> [WHAT IS NEEDED]
Could you reproduce every one of the rows below verbatim, keeping each character, symbol and number unchanged?
###
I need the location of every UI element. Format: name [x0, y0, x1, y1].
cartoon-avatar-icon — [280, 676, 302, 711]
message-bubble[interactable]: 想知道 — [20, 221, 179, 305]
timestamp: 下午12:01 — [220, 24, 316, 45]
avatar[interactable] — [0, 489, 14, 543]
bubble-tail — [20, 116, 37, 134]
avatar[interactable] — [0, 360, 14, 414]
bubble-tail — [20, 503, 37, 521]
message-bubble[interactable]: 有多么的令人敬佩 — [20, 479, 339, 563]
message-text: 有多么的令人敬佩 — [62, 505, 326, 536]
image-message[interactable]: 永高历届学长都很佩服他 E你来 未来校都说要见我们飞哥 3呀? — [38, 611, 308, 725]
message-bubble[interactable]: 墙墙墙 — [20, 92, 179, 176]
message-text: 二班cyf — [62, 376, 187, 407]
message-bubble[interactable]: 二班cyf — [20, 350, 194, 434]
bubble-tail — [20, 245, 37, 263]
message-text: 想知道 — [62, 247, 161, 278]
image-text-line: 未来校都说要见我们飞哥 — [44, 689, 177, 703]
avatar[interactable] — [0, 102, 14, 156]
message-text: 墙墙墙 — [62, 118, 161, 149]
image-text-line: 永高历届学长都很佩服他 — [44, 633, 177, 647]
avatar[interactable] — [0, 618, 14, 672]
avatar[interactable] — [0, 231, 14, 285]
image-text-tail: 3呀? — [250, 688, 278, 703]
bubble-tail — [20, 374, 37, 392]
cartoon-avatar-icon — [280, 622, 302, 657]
###
> [FINISHED EXERCISE]
I need the location of every UI element. Format: name [x0, y0, x1, y1].
cartoon-avatar-icon — [280, 676, 302, 711]
message-bubble[interactable]: 想知道 — [20, 221, 179, 305]
timestamp: 下午12:01 — [220, 24, 316, 45]
avatar[interactable] — [0, 489, 14, 543]
bubble-tail — [20, 116, 37, 134]
avatar[interactable] — [0, 360, 14, 414]
bubble-tail — [20, 503, 37, 521]
message-bubble[interactable]: 有多么的令人敬佩 — [20, 479, 339, 563]
message-text: 有多么的令人敬佩 — [62, 505, 326, 536]
image-message[interactable]: 永高历届学长都很佩服他 E你来 未来校都说要见我们飞哥 3呀? — [38, 611, 308, 725]
message-bubble[interactable]: 墙墙墙 — [20, 92, 179, 176]
message-text: 二班cyf — [62, 376, 187, 407]
message-bubble[interactable]: 二班cyf — [20, 350, 194, 434]
bubble-tail — [20, 245, 37, 263]
message-text: 想知道 — [62, 247, 161, 278]
image-text-line: 未来校都说要见我们飞哥 — [44, 689, 177, 703]
avatar[interactable] — [0, 102, 14, 156]
message-text: 墙墙墙 — [62, 118, 161, 149]
image-text-line: 永高历届学长都很佩服他 — [44, 633, 177, 647]
avatar[interactable] — [0, 618, 14, 672]
avatar[interactable] — [0, 231, 14, 285]
image-text-tail: 3呀? — [250, 688, 278, 703]
bubble-tail — [20, 374, 37, 392]
cartoon-avatar-icon — [280, 622, 302, 657]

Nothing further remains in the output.